- **Objective**
Show every line that has the string "background" in it.

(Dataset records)
__________________________________________________
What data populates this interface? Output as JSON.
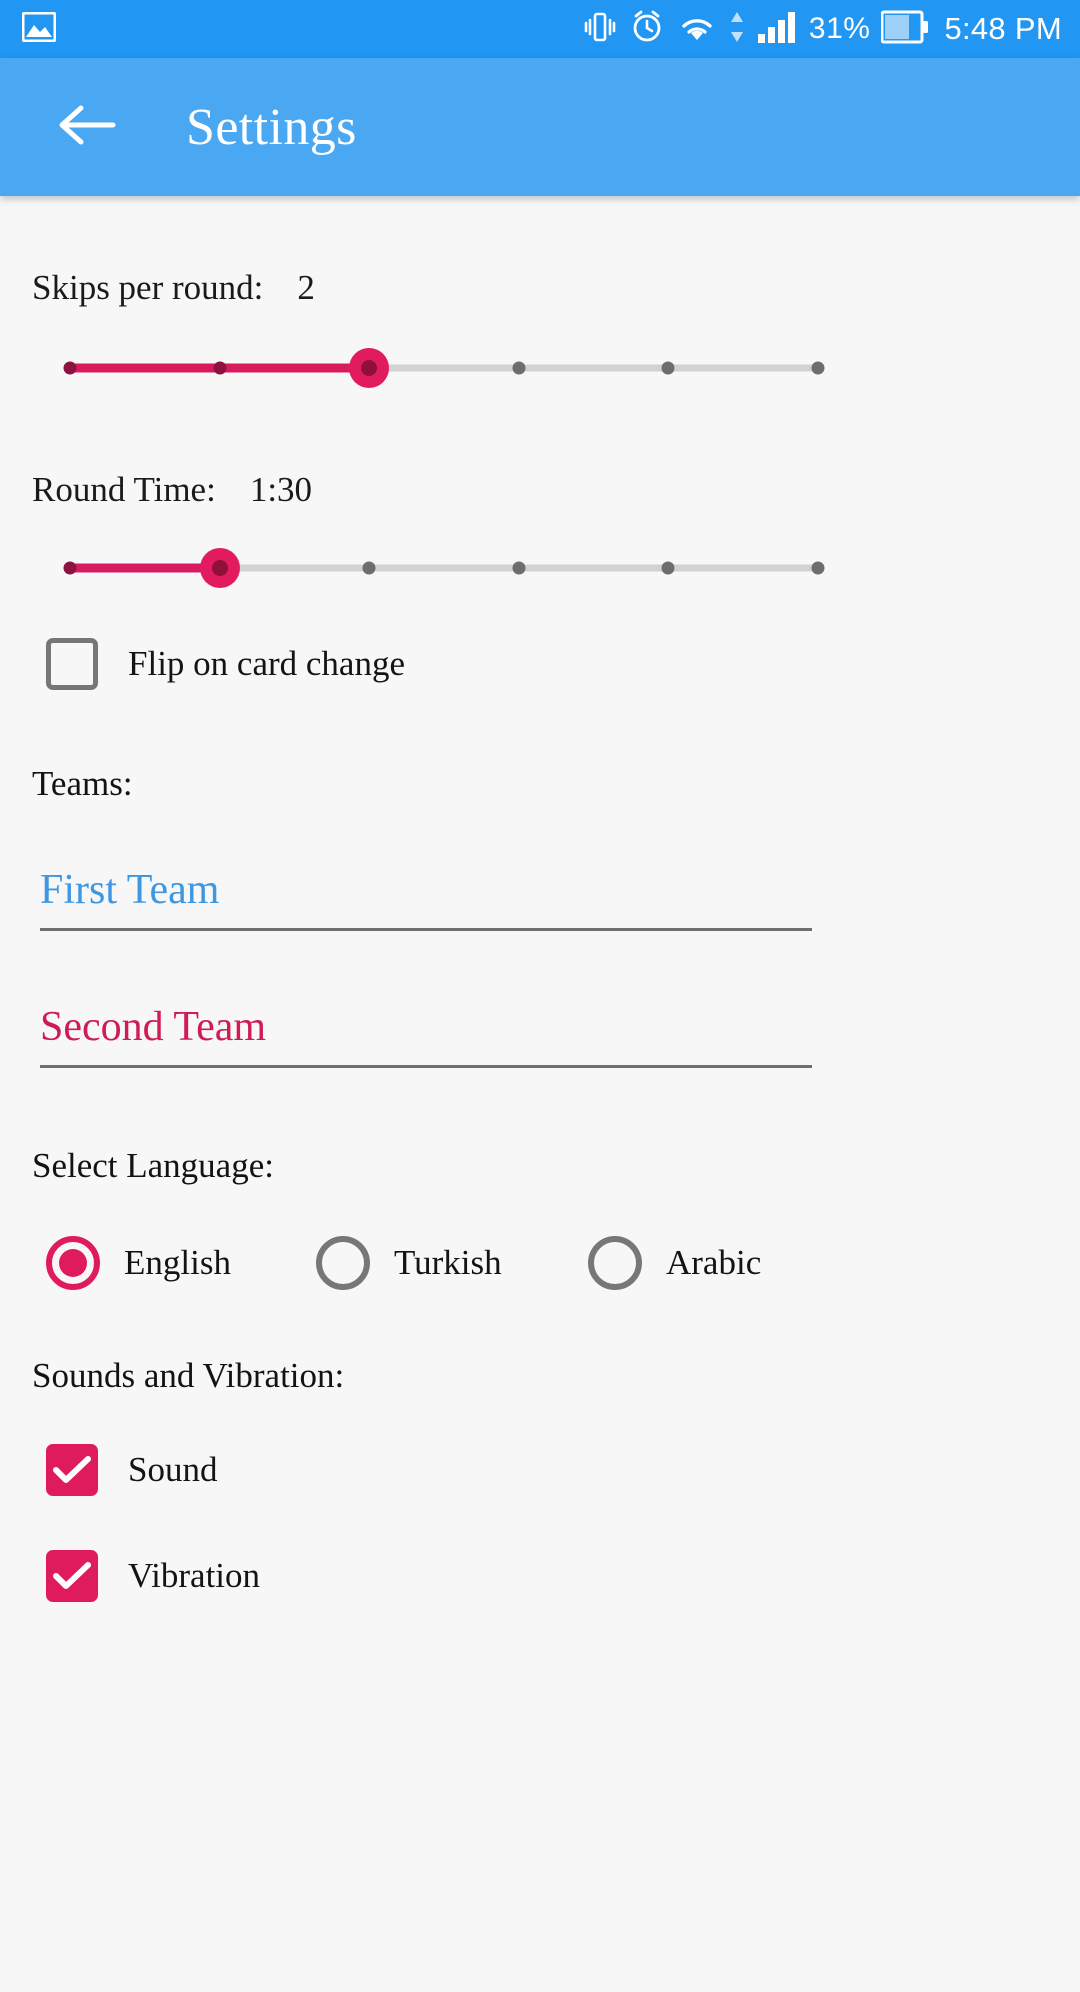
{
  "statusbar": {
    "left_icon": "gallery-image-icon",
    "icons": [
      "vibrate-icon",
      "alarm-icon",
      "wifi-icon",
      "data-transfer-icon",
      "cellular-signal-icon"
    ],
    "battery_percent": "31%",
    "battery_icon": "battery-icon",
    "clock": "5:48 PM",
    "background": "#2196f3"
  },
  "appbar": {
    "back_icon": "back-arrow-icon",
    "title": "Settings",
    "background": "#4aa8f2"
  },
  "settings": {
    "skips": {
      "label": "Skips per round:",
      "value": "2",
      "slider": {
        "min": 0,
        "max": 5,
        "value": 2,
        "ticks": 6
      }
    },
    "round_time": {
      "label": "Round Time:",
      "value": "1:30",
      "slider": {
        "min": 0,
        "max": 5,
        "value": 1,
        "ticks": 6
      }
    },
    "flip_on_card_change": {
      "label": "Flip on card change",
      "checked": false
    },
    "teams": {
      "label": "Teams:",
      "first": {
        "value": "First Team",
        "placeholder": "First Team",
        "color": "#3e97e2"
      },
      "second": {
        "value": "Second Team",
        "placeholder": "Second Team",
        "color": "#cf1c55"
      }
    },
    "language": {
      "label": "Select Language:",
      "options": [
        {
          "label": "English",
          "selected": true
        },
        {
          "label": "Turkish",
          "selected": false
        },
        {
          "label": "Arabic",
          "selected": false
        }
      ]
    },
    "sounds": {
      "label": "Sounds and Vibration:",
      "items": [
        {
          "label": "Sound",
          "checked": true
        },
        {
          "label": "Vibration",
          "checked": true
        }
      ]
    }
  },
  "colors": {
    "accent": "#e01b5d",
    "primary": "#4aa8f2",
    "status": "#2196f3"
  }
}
__________________________________________________
- **Correct response**
    "background": "#2196f3"
    "background": "#4aa8f2"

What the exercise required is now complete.